* [Materials provided]
┌──
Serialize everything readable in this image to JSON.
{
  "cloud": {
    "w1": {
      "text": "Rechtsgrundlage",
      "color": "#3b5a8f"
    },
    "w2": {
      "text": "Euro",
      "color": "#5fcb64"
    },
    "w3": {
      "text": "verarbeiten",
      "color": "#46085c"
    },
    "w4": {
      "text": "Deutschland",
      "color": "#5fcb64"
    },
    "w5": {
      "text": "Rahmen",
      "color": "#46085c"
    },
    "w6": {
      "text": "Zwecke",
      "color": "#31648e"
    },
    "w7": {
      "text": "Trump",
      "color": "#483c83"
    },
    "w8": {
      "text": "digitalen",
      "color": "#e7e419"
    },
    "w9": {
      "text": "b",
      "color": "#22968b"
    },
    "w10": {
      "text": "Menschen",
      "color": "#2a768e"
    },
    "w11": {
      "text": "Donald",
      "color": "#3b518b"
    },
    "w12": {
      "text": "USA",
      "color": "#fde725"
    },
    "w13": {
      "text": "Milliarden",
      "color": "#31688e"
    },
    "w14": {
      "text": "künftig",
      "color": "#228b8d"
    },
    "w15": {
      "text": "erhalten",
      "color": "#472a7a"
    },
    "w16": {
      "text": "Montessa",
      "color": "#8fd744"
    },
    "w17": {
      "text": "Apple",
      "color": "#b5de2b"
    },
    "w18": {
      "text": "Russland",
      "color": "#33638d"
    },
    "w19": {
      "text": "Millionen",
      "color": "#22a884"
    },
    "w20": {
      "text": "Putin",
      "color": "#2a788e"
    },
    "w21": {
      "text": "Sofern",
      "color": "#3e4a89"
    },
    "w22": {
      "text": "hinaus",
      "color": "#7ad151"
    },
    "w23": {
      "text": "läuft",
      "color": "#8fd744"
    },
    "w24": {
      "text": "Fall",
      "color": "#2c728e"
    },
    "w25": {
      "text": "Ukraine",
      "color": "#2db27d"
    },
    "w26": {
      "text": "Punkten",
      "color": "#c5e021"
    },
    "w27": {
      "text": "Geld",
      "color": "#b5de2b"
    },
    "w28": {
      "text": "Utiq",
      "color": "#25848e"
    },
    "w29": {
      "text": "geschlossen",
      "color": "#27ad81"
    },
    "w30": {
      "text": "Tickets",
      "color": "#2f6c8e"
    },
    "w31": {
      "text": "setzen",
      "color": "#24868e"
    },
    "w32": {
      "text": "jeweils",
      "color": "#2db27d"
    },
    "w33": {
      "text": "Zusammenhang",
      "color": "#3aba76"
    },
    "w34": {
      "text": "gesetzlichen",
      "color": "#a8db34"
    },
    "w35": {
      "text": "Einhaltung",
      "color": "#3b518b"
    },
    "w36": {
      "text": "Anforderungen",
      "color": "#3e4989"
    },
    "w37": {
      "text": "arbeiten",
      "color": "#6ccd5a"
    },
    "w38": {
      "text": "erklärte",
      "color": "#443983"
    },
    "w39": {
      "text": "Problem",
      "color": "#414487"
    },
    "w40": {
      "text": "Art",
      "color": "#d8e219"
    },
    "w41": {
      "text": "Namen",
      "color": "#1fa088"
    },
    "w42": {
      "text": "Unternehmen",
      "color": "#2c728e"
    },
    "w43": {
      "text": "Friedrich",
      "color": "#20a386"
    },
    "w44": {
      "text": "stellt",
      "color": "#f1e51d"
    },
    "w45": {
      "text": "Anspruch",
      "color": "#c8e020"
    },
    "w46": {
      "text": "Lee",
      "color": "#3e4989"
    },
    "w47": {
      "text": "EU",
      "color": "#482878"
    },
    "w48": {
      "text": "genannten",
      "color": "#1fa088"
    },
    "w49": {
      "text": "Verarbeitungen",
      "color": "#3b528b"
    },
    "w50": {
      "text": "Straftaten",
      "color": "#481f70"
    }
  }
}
└──
* [What the task requires]
Write out every line from the records above, word for word.

* [Written response]
Serialize everything readable in this image to JSON.
{
  "cloud": {
    "w1": {
      "text": "Rechtsgrundlage",
      "color": "#3b5a8f"
    },
    "w2": {
      "text": "Euro",
      "color": "#5fcb64"
    },
    "w3": {
      "text": "verarbeiten",
      "color": "#46085c"
    },
    "w4": {
      "text": "Deutschland",
      "color": "#5fcb64"
    },
    "w5": {
      "text": "Rahmen",
      "color": "#46085c"
    },
    "w6": {
      "text": "Zwecke",
      "color": "#31648e"
    },
    "w7": {
      "text": "Trump",
      "color": "#483c83"
    },
    "w8": {
      "text": "digitalen",
      "color": "#e7e419"
    },
    "w9": {
      "text": "b",
      "color": "#22968b"
    },
    "w10": {
      "text": "Menschen",
      "color": "#2a768e"
    },
    "w11": {
      "text": "Donald",
      "color": "#3b518b"
    },
    "w12": {
      "text": "USA",
      "color": "#fde725"
    },
    "w13": {
      "text": "Milliarden",
      "color": "#31688e"
    },
    "w14": {
      "text": "künftig",
      "color": "#228b8d"
    },
    "w15": {
      "text": "erhalten",
      "color": "#472a7a"
    },
    "w16": {
      "text": "Montessa",
      "color": "#8fd744"
    },
    "w17": {
      "text": "Apple",
      "color": "#b5de2b"
    },
    "w18": {
      "text": "Russland",
      "color": "#33638d"
    },
    "w19": {
      "text": "Millionen",
      "color": "#22a884"
    },
    "w20": {
      "text": "Putin",
      "color": "#2a788e"
    },
    "w21": {
      "text": "Sofern",
      "color": "#3e4a89"
    },
    "w22": {
      "text": "hinaus",
      "color": "#7ad151"
    },
    "w23": {
      "text": "läuft",
      "color": "#8fd744"
    },
    "w24": {
      "text": "Fall",
      "color": "#2c728e"
    },
    "w25": {
      "text": "Ukraine",
      "color": "#2db27d"
    },
    "w26": {
      "text": "Punkten",
      "color": "#c5e021"
    },
    "w27": {
      "text": "Geld",
      "color": "#b5de2b"
    },
    "w28": {
      "text": "Utiq",
      "color": "#25848e"
    },
    "w29": {
      "text": "geschlossen",
      "color": "#27ad81"
    },
    "w30": {
      "text": "Tickets",
      "color": "#2f6c8e"
    },
    "w31": {
      "text": "setzen",
      "color": "#24868e"
    },
    "w32": {
      "text": "jeweils",
      "color": "#2db27d"
    },
    "w33": {
      "text": "Zusammenhang",
      "color": "#3aba76"
    },
    "w34": {
      "text": "gesetzlichen",
      "color": "#a8db34"
    },
    "w35": {
      "text": "Einhaltung",
      "color": "#3b518b"
    },
    "w36": {
      "text": "Anforderungen",
      "color": "#3e4989"
    },
    "w37": {
      "text": "arbeiten",
      "color": "#6ccd5a"
    },
    "w38": {
      "text": "erklärte",
      "color": "#443983"
    },
    "w39": {
      "text": "Problem",
      "color": "#414487"
    },
    "w40": {
      "text": "Art",
      "color": "#d8e219"
    },
    "w41": {
      "text": "Namen",
      "color": "#1fa088"
    },
    "w42": {
      "text": "Unternehmen",
      "color": "#2c728e"
    },
    "w43": {
      "text": "Friedrich",
      "color": "#20a386"
    },
    "w44": {
      "text": "stellt",
      "color": "#f1e51d"
    },
    "w45": {
      "text": "Anspruch",
      "color": "#c8e020"
    },
    "w46": {
      "text": "Lee",
      "color": "#3e4989"
    },
    "w47": {
      "text": "EU",
      "color": "#482878"
    },
    "w48": {
      "text": "genannten",
      "color": "#1fa088"
    },
    "w49": {
      "text": "Verarbeitungen",
      "color": "#3b528b"
    },
    "w50": {
      "text": "Straftaten",
      "color": "#481f70"
    }
  }
}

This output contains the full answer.